Do this: Count, in the entries below, the lines in which "Erinnerung" occurs. Give the number, nothing more.
-- start of Input for this task --
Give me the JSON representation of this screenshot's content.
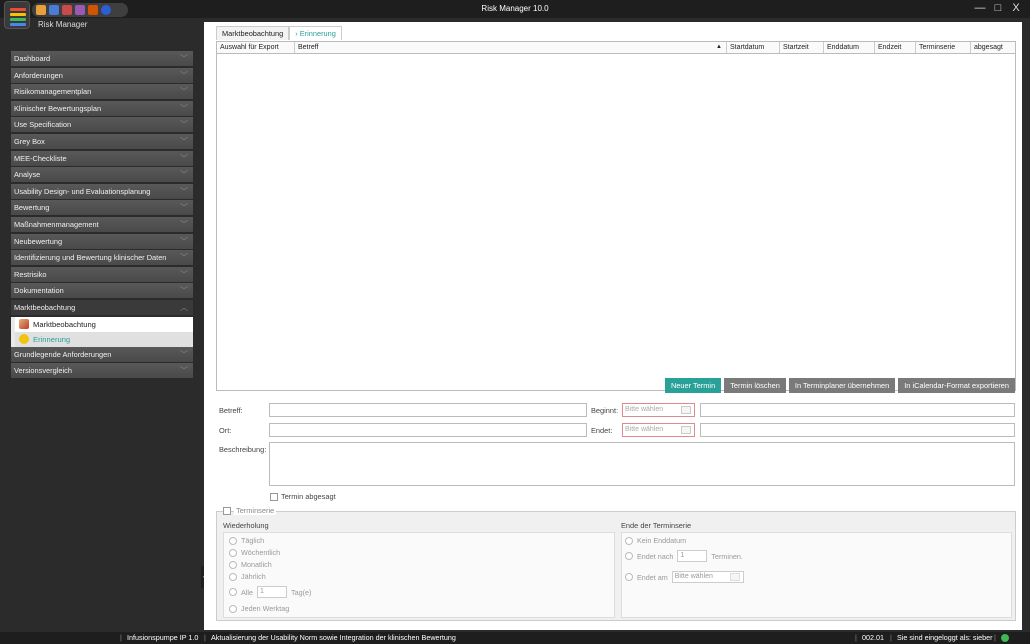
{
  "window": {
    "title": "Risk Manager  10.0",
    "app_name": "Risk Manager",
    "controls": {
      "minimize": "—",
      "maximize": "□",
      "close": "X"
    }
  },
  "sidebar": {
    "items": [
      {
        "label": "Dashboard"
      },
      {
        "label": "Anforderungen"
      },
      {
        "label": "Risikomanagementplan"
      },
      {
        "label": "Klinischer Bewertungsplan"
      },
      {
        "label": "Use Specification"
      },
      {
        "label": "Grey Box"
      },
      {
        "label": "MEE-Checkliste"
      },
      {
        "label": "Analyse"
      },
      {
        "label": "Usability Design- und Evaluationsplanung"
      },
      {
        "label": "Bewertung"
      },
      {
        "label": "Maßnahmenmanagement"
      },
      {
        "label": "Neubewertung"
      },
      {
        "label": "Identifizierung und Bewertung klinischer Daten"
      },
      {
        "label": "Restrisiko"
      },
      {
        "label": "Dokumentation"
      },
      {
        "label": "Marktbeobachtung"
      }
    ],
    "sub_items": [
      {
        "label": "Marktbeobachtung",
        "icon": "market-icon"
      },
      {
        "label": "Erinnerung",
        "icon": "reminder-icon"
      }
    ],
    "items_after": [
      {
        "label": "Grundlegende Anforderungen"
      },
      {
        "label": "Versionsvergleich"
      }
    ]
  },
  "tabs": [
    {
      "label": "Marktbeobachtung"
    },
    {
      "label": "Erinnerung"
    }
  ],
  "grid": {
    "columns": [
      "Auswahl für Export",
      "Betreff",
      "Startdatum",
      "Startzeit",
      "Enddatum",
      "Endzeit",
      "Terminserie",
      "abgesagt"
    ],
    "rows": []
  },
  "buttons": {
    "new": "Neuer Termin",
    "delete": "Termin löschen",
    "planner": "In Terminplaner übernehmen",
    "ical": "In iCalendar-Format exportieren"
  },
  "form": {
    "betreff_label": "Betreff:",
    "ort_label": "Ort:",
    "beschreibung_label": "Beschreibung:",
    "beginnt_label": "Beginnt:",
    "endet_label": "Endet:",
    "date_placeholder": "Bitte wählen",
    "cancelled_label": "Termin abgesagt"
  },
  "series": {
    "label": "Terminserie",
    "repeat_title": "Wiederholung",
    "repeat_options": [
      "Täglich",
      "Wöchentlich",
      "Monatlich",
      "Jährlich"
    ],
    "every_label": "Alle",
    "every_value": "1",
    "every_unit": "Tag(e)",
    "workday": "Jeden Werktag",
    "end_title": "Ende der Terminserie",
    "no_end": "Kein Enddatum",
    "ends_after": "Endet nach",
    "ends_after_value": "1",
    "ends_after_unit": "Terminen.",
    "ends_on": "Endet am",
    "ends_on_placeholder": "Bitte wählen"
  },
  "status": {
    "project": "Infusionspumpe IP 1.0",
    "message": "Aktualisierung der Usability Norm sowie Integration der klinischen Bewertung",
    "code": "002.01",
    "login": "Sie sind eingeloggt als: sieber"
  },
  "colors": {
    "accent": "#2aa198",
    "error_border": "#e0898e",
    "sidebar_bg": "#4f4f4f"
  }
}
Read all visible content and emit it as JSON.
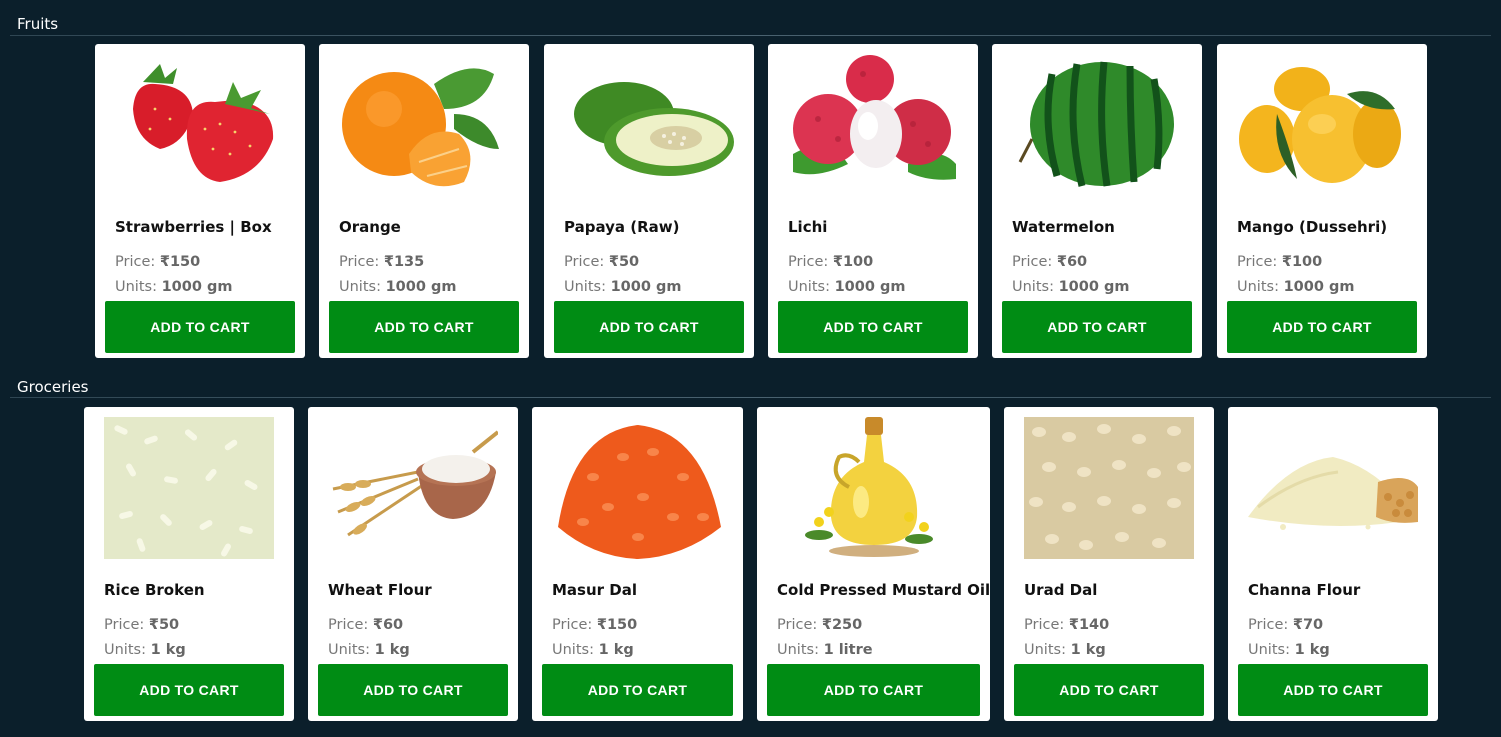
-- end of Input for this task --
Full answer: 2